§ **What you need to do**
Restate the entries below verbatim.

§ **Dataset extract**

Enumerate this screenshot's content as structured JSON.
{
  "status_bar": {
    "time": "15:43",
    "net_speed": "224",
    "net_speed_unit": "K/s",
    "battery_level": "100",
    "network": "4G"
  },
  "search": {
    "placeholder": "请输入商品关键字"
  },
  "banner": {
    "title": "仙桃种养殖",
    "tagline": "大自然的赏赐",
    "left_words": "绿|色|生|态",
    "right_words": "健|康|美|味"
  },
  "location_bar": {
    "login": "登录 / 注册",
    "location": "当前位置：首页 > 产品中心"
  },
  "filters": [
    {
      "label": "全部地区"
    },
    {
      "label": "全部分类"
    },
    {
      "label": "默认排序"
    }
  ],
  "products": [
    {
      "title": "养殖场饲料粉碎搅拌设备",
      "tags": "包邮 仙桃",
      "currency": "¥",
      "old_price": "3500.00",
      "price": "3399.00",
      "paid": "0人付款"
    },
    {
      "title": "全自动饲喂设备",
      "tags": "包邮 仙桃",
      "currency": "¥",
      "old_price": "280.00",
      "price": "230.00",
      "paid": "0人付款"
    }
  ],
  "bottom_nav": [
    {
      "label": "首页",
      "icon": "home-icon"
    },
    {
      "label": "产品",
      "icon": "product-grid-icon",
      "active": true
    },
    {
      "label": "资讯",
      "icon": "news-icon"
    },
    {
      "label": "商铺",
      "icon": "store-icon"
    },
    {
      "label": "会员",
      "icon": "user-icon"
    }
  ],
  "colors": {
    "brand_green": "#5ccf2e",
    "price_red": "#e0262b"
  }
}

§ **Correct output**
Enumerate this screenshot's content as structured JSON.
{
  "status_bar": {
    "time": "15:43",
    "net_speed": "224",
    "net_speed_unit": "K/s",
    "battery_level": "100",
    "network": "4G"
  },
  "search": {
    "placeholder": "请输入商品关键字"
  },
  "banner": {
    "title": "仙桃种养殖",
    "tagline": "大自然的赏赐",
    "left_words": "绿|色|生|态",
    "right_words": "健|康|美|味"
  },
  "location_bar": {
    "login": "登录 / 注册",
    "location": "当前位置：首页 > 产品中心"
  },
  "filters": [
    {
      "label": "全部地区"
    },
    {
      "label": "全部分类"
    },
    {
      "label": "默认排序"
    }
  ],
  "products": [
    {
      "title": "养殖场饲料粉碎搅拌设备",
      "tags": "包邮 仙桃",
      "currency": "¥",
      "old_price": "3500.00",
      "price": "3399.00",
      "paid": "0人付款"
    },
    {
      "title": "全自动饲喂设备",
      "tags": "包邮 仙桃",
      "currency": "¥",
      "old_price": "280.00",
      "price": "230.00",
      "paid": "0人付款"
    }
  ],
  "bottom_nav": [
    {
      "label": "首页",
      "icon": "home-icon"
    },
    {
      "label": "产品",
      "icon": "product-grid-icon",
      "active": true
    },
    {
      "label": "资讯",
      "icon": "news-icon"
    },
    {
      "label": "商铺",
      "icon": "store-icon"
    },
    {
      "label": "会员",
      "icon": "user-icon"
    }
  ],
  "colors": {
    "brand_green": "#5ccf2e",
    "price_red": "#e0262b"
  }
}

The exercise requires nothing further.